## Start DATA ENTRIES
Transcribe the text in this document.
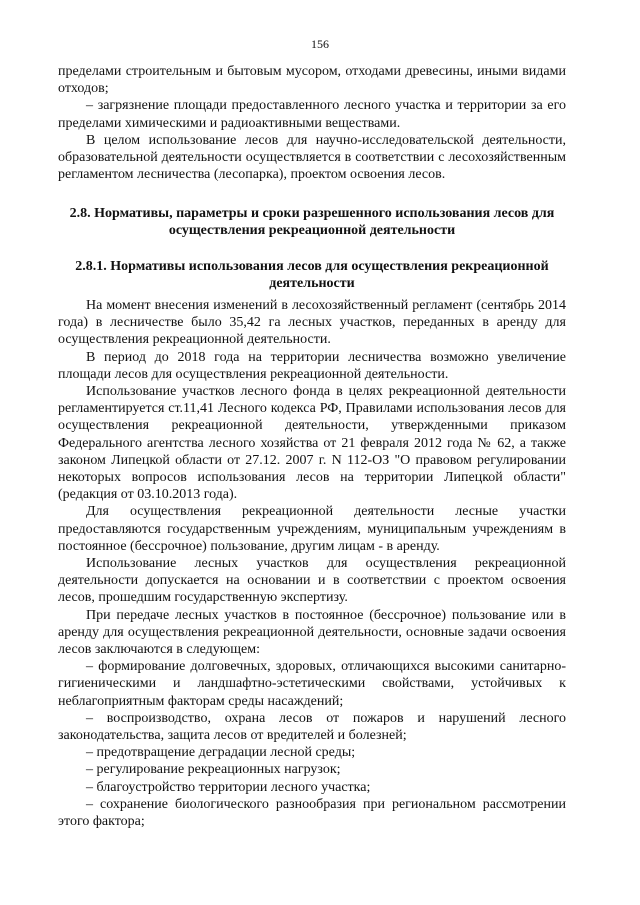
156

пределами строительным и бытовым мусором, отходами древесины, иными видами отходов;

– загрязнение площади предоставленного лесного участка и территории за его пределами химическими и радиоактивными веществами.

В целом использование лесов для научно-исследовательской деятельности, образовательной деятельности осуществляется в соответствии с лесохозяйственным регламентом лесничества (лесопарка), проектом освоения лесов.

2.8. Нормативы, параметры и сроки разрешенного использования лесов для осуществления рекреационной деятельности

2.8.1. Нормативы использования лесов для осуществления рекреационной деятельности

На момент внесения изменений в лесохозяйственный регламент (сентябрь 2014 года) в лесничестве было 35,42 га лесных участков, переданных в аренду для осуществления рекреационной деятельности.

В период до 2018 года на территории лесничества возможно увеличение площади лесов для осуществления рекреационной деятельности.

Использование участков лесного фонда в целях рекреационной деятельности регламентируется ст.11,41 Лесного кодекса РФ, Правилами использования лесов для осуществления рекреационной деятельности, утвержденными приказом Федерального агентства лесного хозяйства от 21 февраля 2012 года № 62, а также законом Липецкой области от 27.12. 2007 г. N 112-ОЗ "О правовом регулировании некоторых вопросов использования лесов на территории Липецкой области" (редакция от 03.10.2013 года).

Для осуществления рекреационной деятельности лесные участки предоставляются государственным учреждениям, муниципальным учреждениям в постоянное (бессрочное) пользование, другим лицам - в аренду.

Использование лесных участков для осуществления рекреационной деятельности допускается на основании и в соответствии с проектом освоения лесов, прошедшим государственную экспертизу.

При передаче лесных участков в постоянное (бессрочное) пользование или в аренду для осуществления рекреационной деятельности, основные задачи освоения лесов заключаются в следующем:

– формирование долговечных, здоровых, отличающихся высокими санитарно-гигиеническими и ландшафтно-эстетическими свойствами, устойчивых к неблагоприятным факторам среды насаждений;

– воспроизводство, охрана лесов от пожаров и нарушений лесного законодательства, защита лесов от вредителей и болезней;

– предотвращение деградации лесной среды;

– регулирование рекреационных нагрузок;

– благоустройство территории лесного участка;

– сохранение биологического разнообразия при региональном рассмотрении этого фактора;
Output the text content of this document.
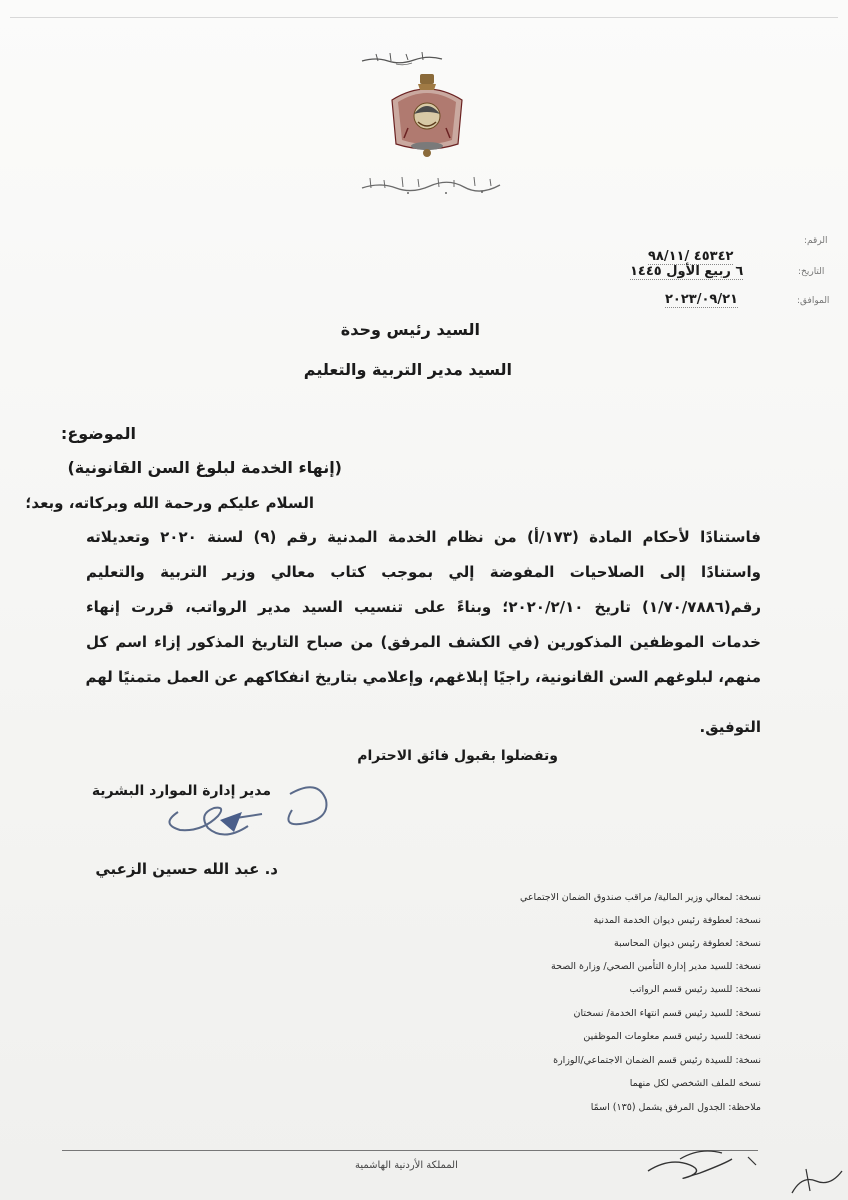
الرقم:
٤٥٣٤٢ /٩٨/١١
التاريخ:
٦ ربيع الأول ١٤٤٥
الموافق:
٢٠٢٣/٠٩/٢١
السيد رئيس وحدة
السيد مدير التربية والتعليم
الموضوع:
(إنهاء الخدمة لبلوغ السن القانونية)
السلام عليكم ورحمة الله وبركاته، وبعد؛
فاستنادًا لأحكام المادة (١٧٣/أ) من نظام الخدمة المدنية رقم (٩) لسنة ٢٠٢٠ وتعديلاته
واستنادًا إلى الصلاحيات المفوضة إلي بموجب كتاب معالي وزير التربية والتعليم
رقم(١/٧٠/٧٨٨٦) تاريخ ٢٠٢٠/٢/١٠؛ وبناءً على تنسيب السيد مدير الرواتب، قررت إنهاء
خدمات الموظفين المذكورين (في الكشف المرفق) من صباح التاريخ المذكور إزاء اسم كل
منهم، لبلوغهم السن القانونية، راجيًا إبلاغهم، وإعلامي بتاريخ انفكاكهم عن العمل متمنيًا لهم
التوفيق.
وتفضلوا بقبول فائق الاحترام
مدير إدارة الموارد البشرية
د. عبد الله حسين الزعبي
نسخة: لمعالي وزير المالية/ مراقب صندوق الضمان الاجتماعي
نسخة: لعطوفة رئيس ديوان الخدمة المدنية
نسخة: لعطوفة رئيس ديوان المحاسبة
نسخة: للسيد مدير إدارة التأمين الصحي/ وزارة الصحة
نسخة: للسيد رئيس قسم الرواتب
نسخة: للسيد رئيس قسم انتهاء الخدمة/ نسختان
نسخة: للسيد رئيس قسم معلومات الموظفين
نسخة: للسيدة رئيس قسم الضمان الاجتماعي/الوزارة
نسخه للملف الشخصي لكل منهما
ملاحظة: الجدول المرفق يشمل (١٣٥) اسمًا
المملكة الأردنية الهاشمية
## End DATA ENTRIES
GIVEN EXERCISE – Exclude the pictures, and transcribe all of the material exactly.

SOLUTION TO THIS PROBLEM –
Transcribe the text in this document.
156

пределами строительным и бытовым мусором, отходами древесины, иными видами отходов;

– загрязнение площади предоставленного лесного участка и территории за его пределами химическими и радиоактивными веществами.

В целом использование лесов для научно-исследовательской деятельности, образовательной деятельности осуществляется в соответствии с лесохозяйственным регламентом лесничества (лесопарка), проектом освоения лесов.

2.8. Нормативы, параметры и сроки разрешенного использования лесов для осуществления рекреационной деятельности

2.8.1. Нормативы использования лесов для осуществления рекреационной деятельности

На момент внесения изменений в лесохозяйственный регламент (сентябрь 2014 года) в лесничестве было 35,42 га лесных участков, переданных в аренду для осуществления рекреационной деятельности.

В период до 2018 года на территории лесничества возможно увеличение площади лесов для осуществления рекреационной деятельности.

Использование участков лесного фонда в целях рекреационной деятельности регламентируется ст.11,41 Лесного кодекса РФ, Правилами использования лесов для осуществления рекреационной деятельности, утвержденными приказом Федерального агентства лесного хозяйства от 21 февраля 2012 года № 62, а также законом Липецкой области от 27.12. 2007 г. N 112-ОЗ "О правовом регулировании некоторых вопросов использования лесов на территории Липецкой области" (редакция от 03.10.2013 года).

Для осуществления рекреационной деятельности лесные участки предоставляются государственным учреждениям, муниципальным учреждениям в постоянное (бессрочное) пользование, другим лицам - в аренду.

Использование лесных участков для осуществления рекреационной деятельности допускается на основании и в соответствии с проектом освоения лесов, прошедшим государственную экспертизу.

При передаче лесных участков в постоянное (бессрочное) пользование или в аренду для осуществления рекреационной деятельности, основные задачи освоения лесов заключаются в следующем:

– формирование долговечных, здоровых, отличающихся высокими санитарно-гигиеническими и ландшафтно-эстетическими свойствами, устойчивых к неблагоприятным факторам среды насаждений;

– воспроизводство, охрана лесов от пожаров и нарушений лесного законодательства, защита лесов от вредителей и болезней;

– предотвращение деградации лесной среды;

– регулирование рекреационных нагрузок;

– благоустройство территории лесного участка;

– сохранение биологического разнообразия при региональном рассмотрении этого фактора;
Output the text content of this document.
الرقم:
٤٥٣٤٢ /٩٨/١١
التاريخ:
٦ ربيع الأول ١٤٤٥
الموافق:
٢٠٢٣/٠٩/٢١
السيد رئيس وحدة
السيد مدير التربية والتعليم
الموضوع:
(إنهاء الخدمة لبلوغ السن القانونية)
السلام عليكم ورحمة الله وبركاته، وبعد؛
فاستنادًا لأحكام المادة (١٧٣/أ) من نظام الخدمة المدنية رقم (٩) لسنة ٢٠٢٠ وتعديلاته
واستنادًا إلى الصلاحيات المفوضة إلي بموجب كتاب معالي وزير التربية والتعليم
رقم(١/٧٠/٧٨٨٦) تاريخ ٢٠٢٠/٢/١٠؛ وبناءً على تنسيب السيد مدير الرواتب، قررت إنهاء
خدمات الموظفين المذكورين (في الكشف المرفق) من صباح التاريخ المذكور إزاء اسم كل
منهم، لبلوغهم السن القانونية، راجيًا إبلاغهم، وإعلامي بتاريخ انفكاكهم عن العمل متمنيًا لهم
التوفيق.
وتفضلوا بقبول فائق الاحترام
مدير إدارة الموارد البشرية
د. عبد الله حسين الزعبي
نسخة: لمعالي وزير المالية/ مراقب صندوق الضمان الاجتماعي
نسخة: لعطوفة رئيس ديوان الخدمة المدنية
نسخة: لعطوفة رئيس ديوان المحاسبة
نسخة: للسيد مدير إدارة التأمين الصحي/ وزارة الصحة
نسخة: للسيد رئيس قسم الرواتب
نسخة: للسيد رئيس قسم انتهاء الخدمة/ نسختان
نسخة: للسيد رئيس قسم معلومات الموظفين
نسخة: للسيدة رئيس قسم الضمان الاجتماعي/الوزارة
نسخه للملف الشخصي لكل منهما
ملاحظة: الجدول المرفق يشمل (١٣٥) اسمًا
المملكة الأردنية الهاشمية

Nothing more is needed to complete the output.